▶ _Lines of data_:
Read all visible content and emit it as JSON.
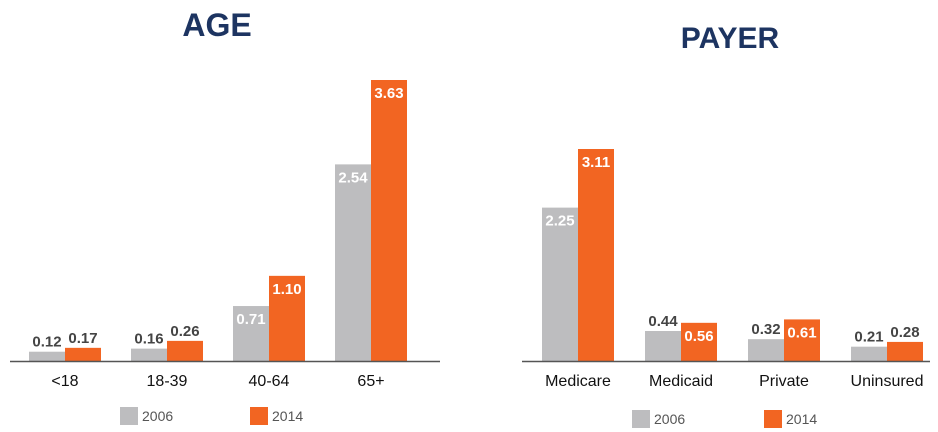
{
  "colors": {
    "series_2006": "#bdbdbf",
    "series_2014": "#f26522",
    "title": "#1d3461",
    "axis": "#555555",
    "label_dark": "#444444",
    "label_light": "#ffffff"
  },
  "chart_data": [
    {
      "type": "bar",
      "title": "AGE",
      "categories": [
        "<18",
        "18-39",
        "40-64",
        "65+"
      ],
      "series": [
        {
          "name": "2006",
          "values": [
            0.12,
            0.16,
            0.71,
            2.54
          ]
        },
        {
          "name": "2014",
          "values": [
            0.17,
            0.26,
            1.1,
            3.63
          ]
        }
      ],
      "value_labels": [
        [
          "0.12",
          "0.16",
          "0.71",
          "2.54"
        ],
        [
          "0.17",
          "0.26",
          "1.10",
          "3.63"
        ]
      ],
      "ylim": [
        0,
        3.63
      ],
      "grid": false,
      "legend_position": "bottom"
    },
    {
      "type": "bar",
      "title": "PAYER",
      "categories": [
        "Medicare",
        "Medicaid",
        "Private",
        "Uninsured"
      ],
      "series": [
        {
          "name": "2006",
          "values": [
            2.25,
            0.44,
            0.32,
            0.21
          ]
        },
        {
          "name": "2014",
          "values": [
            3.11,
            0.56,
            0.61,
            0.28
          ]
        }
      ],
      "value_labels": [
        [
          "2.25",
          "0.44",
          "0.32",
          "0.21"
        ],
        [
          "3.11",
          "0.56",
          "0.61",
          "0.28"
        ]
      ],
      "ylim": [
        0,
        3.11
      ],
      "grid": false,
      "legend_position": "bottom"
    }
  ]
}
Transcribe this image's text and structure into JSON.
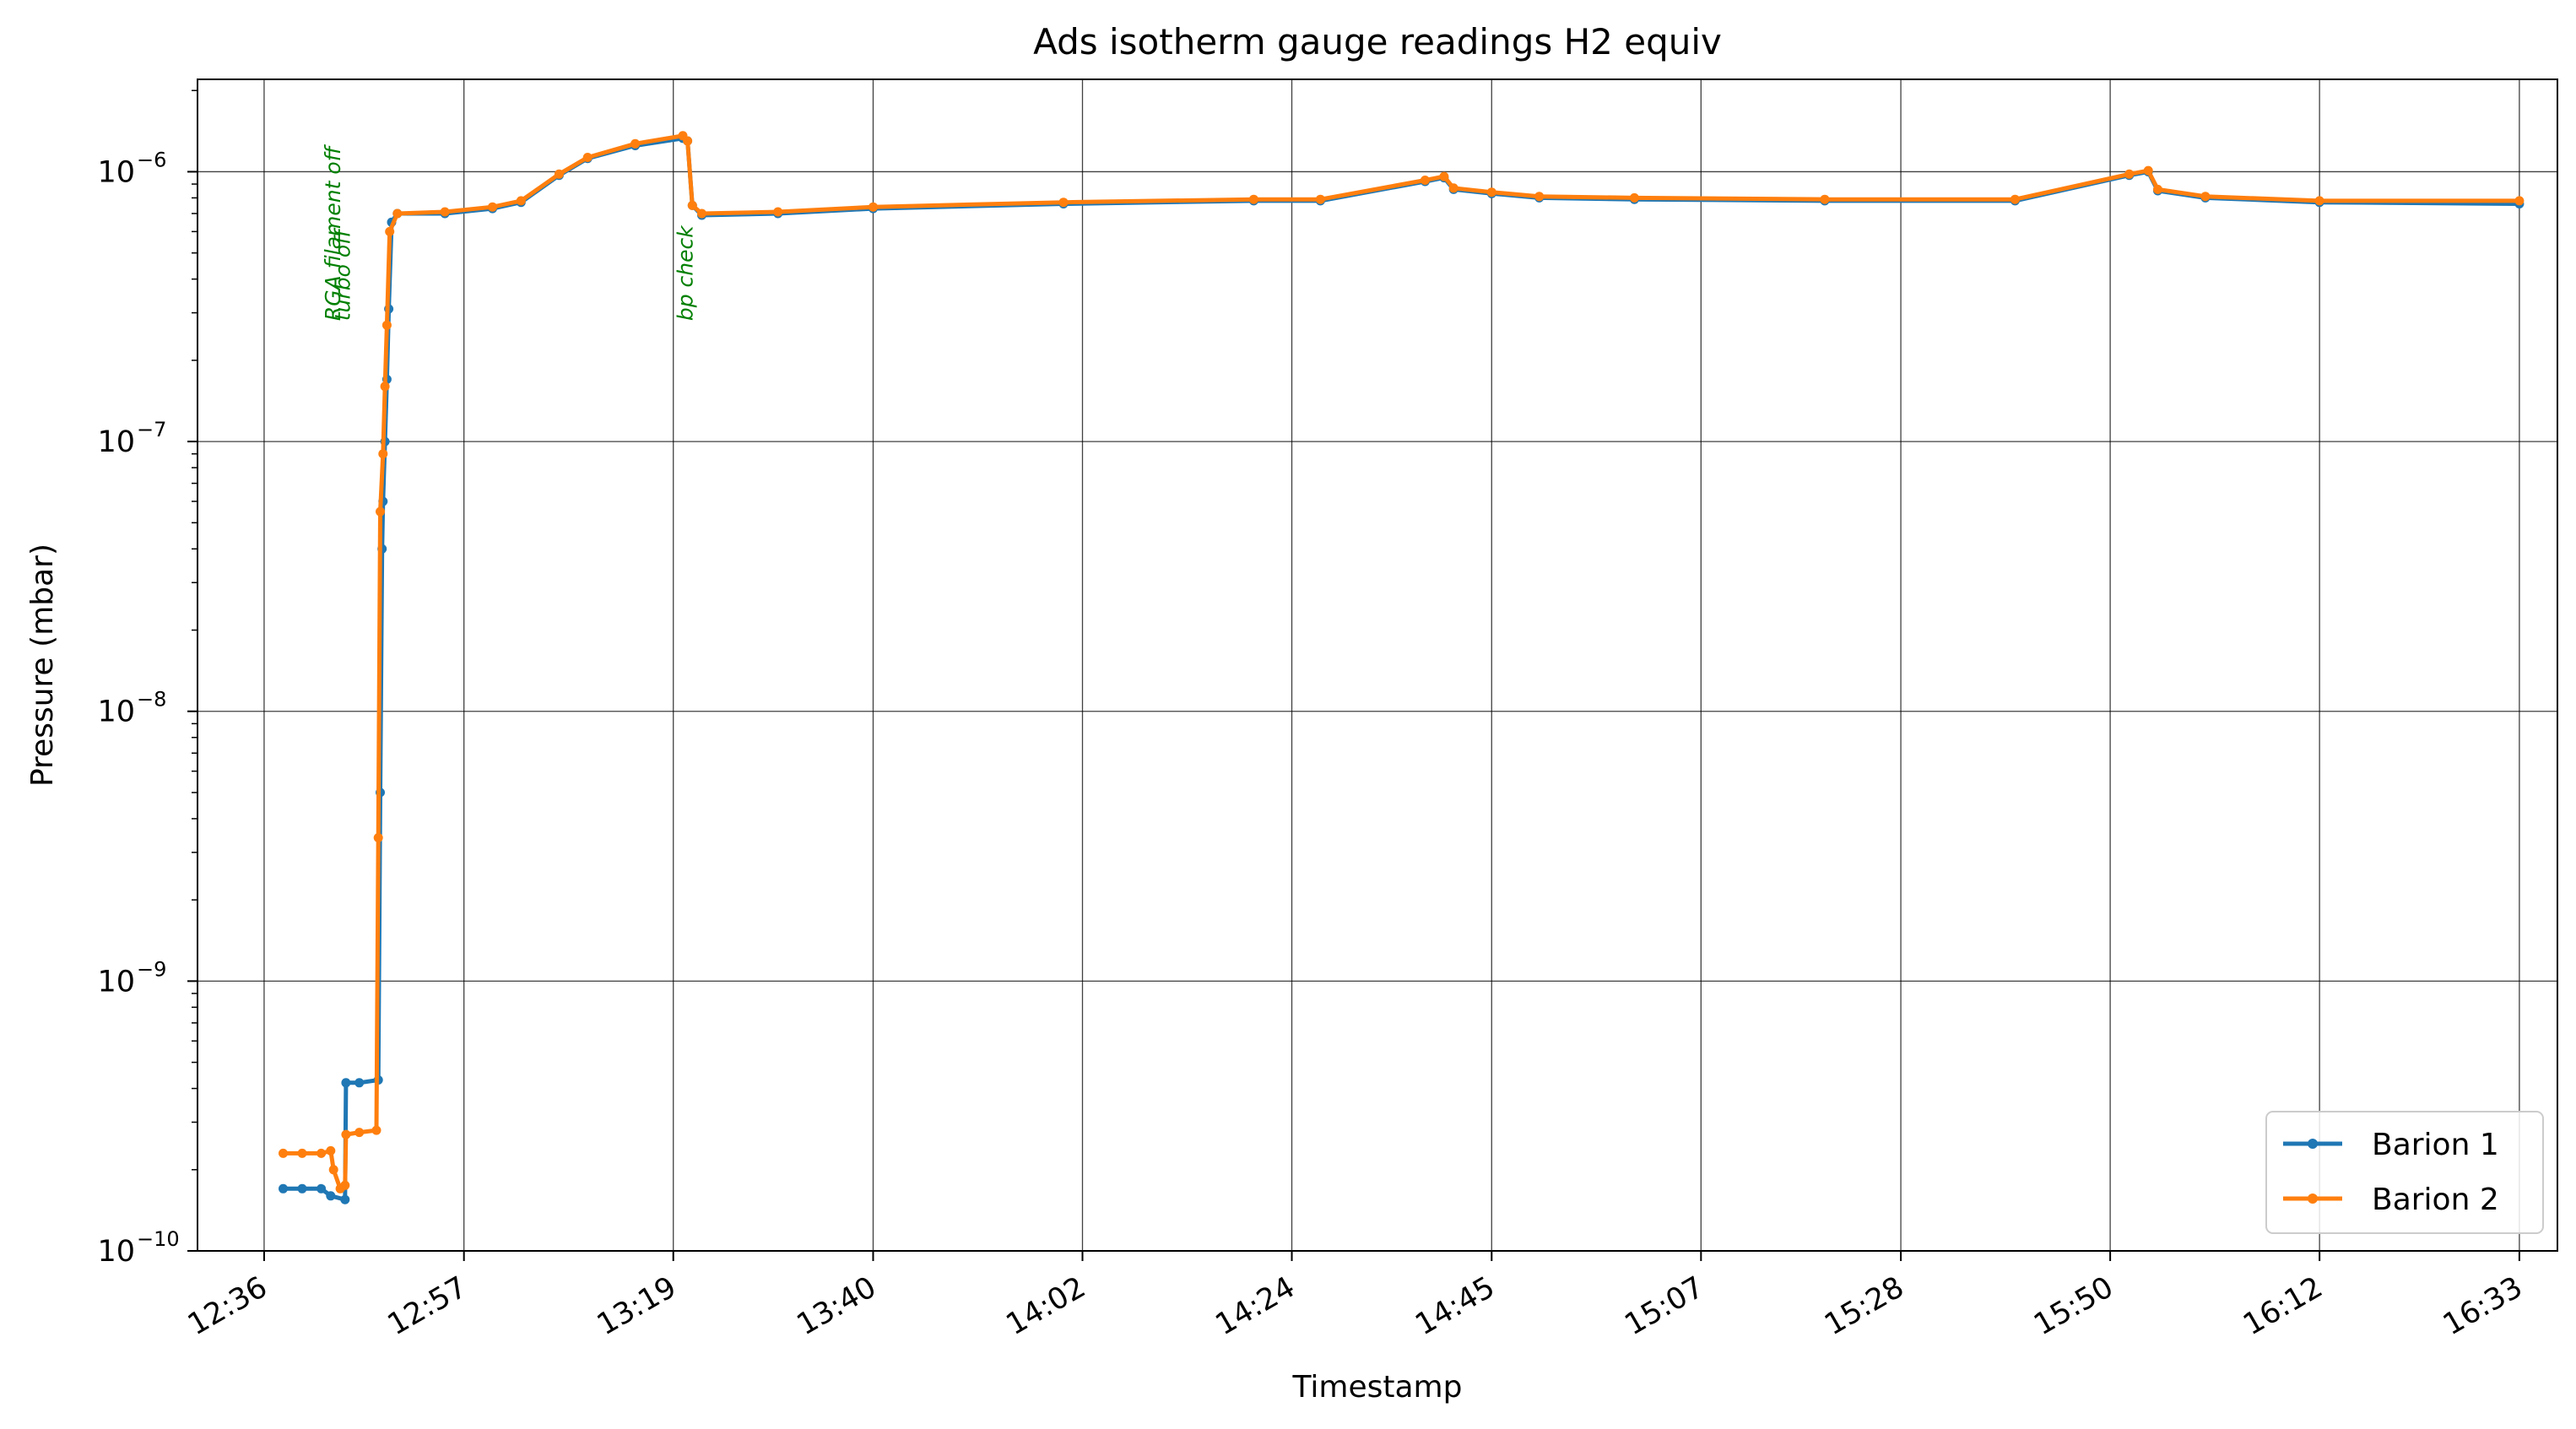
{
  "chart_data": {
    "type": "line",
    "title": "Ads isotherm gauge readings H2 equiv",
    "xlabel": "Timestamp",
    "ylabel": "Pressure (mbar)",
    "yscale": "log",
    "xlim": [
      "12:29",
      "16:37"
    ],
    "ylim": [
      1e-10,
      2.2e-06
    ],
    "grid": true,
    "legend_position": "lower-right",
    "x_ticks": [
      "12:36",
      "12:57",
      "13:19",
      "13:40",
      "14:02",
      "14:24",
      "14:45",
      "15:07",
      "15:28",
      "15:50",
      "16:12",
      "16:33"
    ],
    "y_ticks": [
      {
        "value": 1e-10,
        "base": "10",
        "exp": "−10"
      },
      {
        "value": 1e-09,
        "base": "10",
        "exp": "−9"
      },
      {
        "value": 1e-08,
        "base": "10",
        "exp": "−8"
      },
      {
        "value": 1e-07,
        "base": "10",
        "exp": "−7"
      },
      {
        "value": 1e-06,
        "base": "10",
        "exp": "−6"
      }
    ],
    "annotations": [
      {
        "text": "RGA filament off",
        "x": "12:44",
        "y": 2.8e-07,
        "color": "#008000"
      },
      {
        "text": "turbo off",
        "x": "12:45",
        "y": 2.8e-07,
        "color": "#008000"
      },
      {
        "text": "bp check",
        "x": "13:21",
        "y": 2.8e-07,
        "color": "#008000"
      }
    ],
    "series": [
      {
        "name": "Barion 1",
        "color": "#1f77b4",
        "points": [
          [
            "12:38",
            1.7e-10
          ],
          [
            "12:40",
            1.7e-10
          ],
          [
            "12:42",
            1.7e-10
          ],
          [
            "12:43",
            1.6e-10
          ],
          [
            "12:44.5",
            1.55e-10
          ],
          [
            "12:44.6",
            4.2e-10
          ],
          [
            "12:46",
            4.2e-10
          ],
          [
            "12:48",
            4.3e-10
          ],
          [
            "12:48.2",
            5e-09
          ],
          [
            "12:48.4",
            4e-08
          ],
          [
            "12:48.5",
            6e-08
          ],
          [
            "12:48.7",
            1e-07
          ],
          [
            "12:48.9",
            1.7e-07
          ],
          [
            "12:49.1",
            3.1e-07
          ],
          [
            "12:49.4",
            6.5e-07
          ],
          [
            "12:50",
            7e-07
          ],
          [
            "12:55",
            7e-07
          ],
          [
            "13:00",
            7.3e-07
          ],
          [
            "13:03",
            7.7e-07
          ],
          [
            "13:07",
            9.7e-07
          ],
          [
            "13:10",
            1.12e-06
          ],
          [
            "13:15",
            1.25e-06
          ],
          [
            "13:20",
            1.33e-06
          ],
          [
            "13:20.5",
            1.3e-06
          ],
          [
            "13:21",
            7.5e-07
          ],
          [
            "13:22",
            6.9e-07
          ],
          [
            "13:30",
            7e-07
          ],
          [
            "13:40",
            7.3e-07
          ],
          [
            "14:00",
            7.6e-07
          ],
          [
            "14:20",
            7.8e-07
          ],
          [
            "14:27",
            7.8e-07
          ],
          [
            "14:38",
            9.2e-07
          ],
          [
            "14:40",
            9.5e-07
          ],
          [
            "14:41",
            8.6e-07
          ],
          [
            "14:45",
            8.3e-07
          ],
          [
            "14:50",
            8e-07
          ],
          [
            "15:00",
            7.9e-07
          ],
          [
            "15:20",
            7.8e-07
          ],
          [
            "15:40",
            7.8e-07
          ],
          [
            "15:52",
            9.7e-07
          ],
          [
            "15:54",
            1e-06
          ],
          [
            "15:55",
            8.5e-07
          ],
          [
            "16:00",
            8e-07
          ],
          [
            "16:12",
            7.7e-07
          ],
          [
            "16:33",
            7.6e-07
          ]
        ]
      },
      {
        "name": "Barion 2",
        "color": "#ff7f0e",
        "points": [
          [
            "12:38",
            2.3e-10
          ],
          [
            "12:40",
            2.3e-10
          ],
          [
            "12:42",
            2.3e-10
          ],
          [
            "12:43",
            2.35e-10
          ],
          [
            "12:43.3",
            2e-10
          ],
          [
            "12:44",
            1.7e-10
          ],
          [
            "12:44.5",
            1.75e-10
          ],
          [
            "12:44.6",
            2.7e-10
          ],
          [
            "12:46",
            2.75e-10
          ],
          [
            "12:47.8",
            2.8e-10
          ],
          [
            "12:48",
            3.4e-09
          ],
          [
            "12:48.2",
            5.5e-08
          ],
          [
            "12:48.5",
            9e-08
          ],
          [
            "12:48.7",
            1.6e-07
          ],
          [
            "12:48.9",
            2.7e-07
          ],
          [
            "12:49.2",
            6e-07
          ],
          [
            "12:50",
            7e-07
          ],
          [
            "12:55",
            7.1e-07
          ],
          [
            "13:00",
            7.4e-07
          ],
          [
            "13:03",
            7.8e-07
          ],
          [
            "13:07",
            9.8e-07
          ],
          [
            "13:10",
            1.13e-06
          ],
          [
            "13:15",
            1.27e-06
          ],
          [
            "13:20",
            1.36e-06
          ],
          [
            "13:20.5",
            1.3e-06
          ],
          [
            "13:21",
            7.5e-07
          ],
          [
            "13:22",
            7e-07
          ],
          [
            "13:30",
            7.1e-07
          ],
          [
            "13:40",
            7.4e-07
          ],
          [
            "14:00",
            7.7e-07
          ],
          [
            "14:20",
            7.9e-07
          ],
          [
            "14:27",
            7.9e-07
          ],
          [
            "14:38",
            9.3e-07
          ],
          [
            "14:40",
            9.6e-07
          ],
          [
            "14:41",
            8.7e-07
          ],
          [
            "14:45",
            8.4e-07
          ],
          [
            "14:50",
            8.1e-07
          ],
          [
            "15:00",
            8e-07
          ],
          [
            "15:20",
            7.9e-07
          ],
          [
            "15:40",
            7.9e-07
          ],
          [
            "15:52",
            9.8e-07
          ],
          [
            "15:54",
            1.01e-06
          ],
          [
            "15:55",
            8.6e-07
          ],
          [
            "16:00",
            8.1e-07
          ],
          [
            "16:12",
            7.8e-07
          ],
          [
            "16:33",
            7.8e-07
          ]
        ]
      }
    ]
  }
}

▶ _Work to be completed_: Every line above should be returned exactly; the pictures stay out.

▶ _Answer to the task_:
Read all visible content and emit it as JSON.
{
  "colors": {
    "series_2006": "#bdbdbf",
    "series_2014": "#f26522",
    "title": "#1d3461",
    "axis": "#555555",
    "label_dark": "#444444",
    "label_light": "#ffffff"
  },
  "chart_data": [
    {
      "type": "bar",
      "title": "AGE",
      "categories": [
        "<18",
        "18-39",
        "40-64",
        "65+"
      ],
      "series": [
        {
          "name": "2006",
          "values": [
            0.12,
            0.16,
            0.71,
            2.54
          ]
        },
        {
          "name": "2014",
          "values": [
            0.17,
            0.26,
            1.1,
            3.63
          ]
        }
      ],
      "value_labels": [
        [
          "0.12",
          "0.16",
          "0.71",
          "2.54"
        ],
        [
          "0.17",
          "0.26",
          "1.10",
          "3.63"
        ]
      ],
      "ylim": [
        0,
        3.63
      ],
      "grid": false,
      "legend_position": "bottom"
    },
    {
      "type": "bar",
      "title": "PAYER",
      "categories": [
        "Medicare",
        "Medicaid",
        "Private",
        "Uninsured"
      ],
      "series": [
        {
          "name": "2006",
          "values": [
            2.25,
            0.44,
            0.32,
            0.21
          ]
        },
        {
          "name": "2014",
          "values": [
            3.11,
            0.56,
            0.61,
            0.28
          ]
        }
      ],
      "value_labels": [
        [
          "2.25",
          "0.44",
          "0.32",
          "0.21"
        ],
        [
          "3.11",
          "0.56",
          "0.61",
          "0.28"
        ]
      ],
      "ylim": [
        0,
        3.11
      ],
      "grid": false,
      "legend_position": "bottom"
    }
  ]
}
Transcribe this image's text and structure into JSON.
{
  "chart_data": {
    "type": "line",
    "title": "Ads isotherm gauge readings H2 equiv",
    "xlabel": "Timestamp",
    "ylabel": "Pressure (mbar)",
    "yscale": "log",
    "xlim": [
      "12:29",
      "16:37"
    ],
    "ylim": [
      1e-10,
      2.2e-06
    ],
    "grid": true,
    "legend_position": "lower-right",
    "x_ticks": [
      "12:36",
      "12:57",
      "13:19",
      "13:40",
      "14:02",
      "14:24",
      "14:45",
      "15:07",
      "15:28",
      "15:50",
      "16:12",
      "16:33"
    ],
    "y_ticks": [
      {
        "value": 1e-10,
        "base": "10",
        "exp": "−10"
      },
      {
        "value": 1e-09,
        "base": "10",
        "exp": "−9"
      },
      {
        "value": 1e-08,
        "base": "10",
        "exp": "−8"
      },
      {
        "value": 1e-07,
        "base": "10",
        "exp": "−7"
      },
      {
        "value": 1e-06,
        "base": "10",
        "exp": "−6"
      }
    ],
    "annotations": [
      {
        "text": "RGA filament off",
        "x": "12:44",
        "y": 2.8e-07,
        "color": "#008000"
      },
      {
        "text": "turbo off",
        "x": "12:45",
        "y": 2.8e-07,
        "color": "#008000"
      },
      {
        "text": "bp check",
        "x": "13:21",
        "y": 2.8e-07,
        "color": "#008000"
      }
    ],
    "series": [
      {
        "name": "Barion 1",
        "color": "#1f77b4",
        "points": [
          [
            "12:38",
            1.7e-10
          ],
          [
            "12:40",
            1.7e-10
          ],
          [
            "12:42",
            1.7e-10
          ],
          [
            "12:43",
            1.6e-10
          ],
          [
            "12:44.5",
            1.55e-10
          ],
          [
            "12:44.6",
            4.2e-10
          ],
          [
            "12:46",
            4.2e-10
          ],
          [
            "12:48",
            4.3e-10
          ],
          [
            "12:48.2",
            5e-09
          ],
          [
            "12:48.4",
            4e-08
          ],
          [
            "12:48.5",
            6e-08
          ],
          [
            "12:48.7",
            1e-07
          ],
          [
            "12:48.9",
            1.7e-07
          ],
          [
            "12:49.1",
            3.1e-07
          ],
          [
            "12:49.4",
            6.5e-07
          ],
          [
            "12:50",
            7e-07
          ],
          [
            "12:55",
            7e-07
          ],
          [
            "13:00",
            7.3e-07
          ],
          [
            "13:03",
            7.7e-07
          ],
          [
            "13:07",
            9.7e-07
          ],
          [
            "13:10",
            1.12e-06
          ],
          [
            "13:15",
            1.25e-06
          ],
          [
            "13:20",
            1.33e-06
          ],
          [
            "13:20.5",
            1.3e-06
          ],
          [
            "13:21",
            7.5e-07
          ],
          [
            "13:22",
            6.9e-07
          ],
          [
            "13:30",
            7e-07
          ],
          [
            "13:40",
            7.3e-07
          ],
          [
            "14:00",
            7.6e-07
          ],
          [
            "14:20",
            7.8e-07
          ],
          [
            "14:27",
            7.8e-07
          ],
          [
            "14:38",
            9.2e-07
          ],
          [
            "14:40",
            9.5e-07
          ],
          [
            "14:41",
            8.6e-07
          ],
          [
            "14:45",
            8.3e-07
          ],
          [
            "14:50",
            8e-07
          ],
          [
            "15:00",
            7.9e-07
          ],
          [
            "15:20",
            7.8e-07
          ],
          [
            "15:40",
            7.8e-07
          ],
          [
            "15:52",
            9.7e-07
          ],
          [
            "15:54",
            1e-06
          ],
          [
            "15:55",
            8.5e-07
          ],
          [
            "16:00",
            8e-07
          ],
          [
            "16:12",
            7.7e-07
          ],
          [
            "16:33",
            7.6e-07
          ]
        ]
      },
      {
        "name": "Barion 2",
        "color": "#ff7f0e",
        "points": [
          [
            "12:38",
            2.3e-10
          ],
          [
            "12:40",
            2.3e-10
          ],
          [
            "12:42",
            2.3e-10
          ],
          [
            "12:43",
            2.35e-10
          ],
          [
            "12:43.3",
            2e-10
          ],
          [
            "12:44",
            1.7e-10
          ],
          [
            "12:44.5",
            1.75e-10
          ],
          [
            "12:44.6",
            2.7e-10
          ],
          [
            "12:46",
            2.75e-10
          ],
          [
            "12:47.8",
            2.8e-10
          ],
          [
            "12:48",
            3.4e-09
          ],
          [
            "12:48.2",
            5.5e-08
          ],
          [
            "12:48.5",
            9e-08
          ],
          [
            "12:48.7",
            1.6e-07
          ],
          [
            "12:48.9",
            2.7e-07
          ],
          [
            "12:49.2",
            6e-07
          ],
          [
            "12:50",
            7e-07
          ],
          [
            "12:55",
            7.1e-07
          ],
          [
            "13:00",
            7.4e-07
          ],
          [
            "13:03",
            7.8e-07
          ],
          [
            "13:07",
            9.8e-07
          ],
          [
            "13:10",
            1.13e-06
          ],
          [
            "13:15",
            1.27e-06
          ],
          [
            "13:20",
            1.36e-06
          ],
          [
            "13:20.5",
            1.3e-06
          ],
          [
            "13:21",
            7.5e-07
          ],
          [
            "13:22",
            7e-07
          ],
          [
            "13:30",
            7.1e-07
          ],
          [
            "13:40",
            7.4e-07
          ],
          [
            "14:00",
            7.7e-07
          ],
          [
            "14:20",
            7.9e-07
          ],
          [
            "14:27",
            7.9e-07
          ],
          [
            "14:38",
            9.3e-07
          ],
          [
            "14:40",
            9.6e-07
          ],
          [
            "14:41",
            8.7e-07
          ],
          [
            "14:45",
            8.4e-07
          ],
          [
            "14:50",
            8.1e-07
          ],
          [
            "15:00",
            8e-07
          ],
          [
            "15:20",
            7.9e-07
          ],
          [
            "15:40",
            7.9e-07
          ],
          [
            "15:52",
            9.8e-07
          ],
          [
            "15:54",
            1.01e-06
          ],
          [
            "15:55",
            8.6e-07
          ],
          [
            "16:00",
            8.1e-07
          ],
          [
            "16:12",
            7.8e-07
          ],
          [
            "16:33",
            7.8e-07
          ]
        ]
      }
    ]
  }
}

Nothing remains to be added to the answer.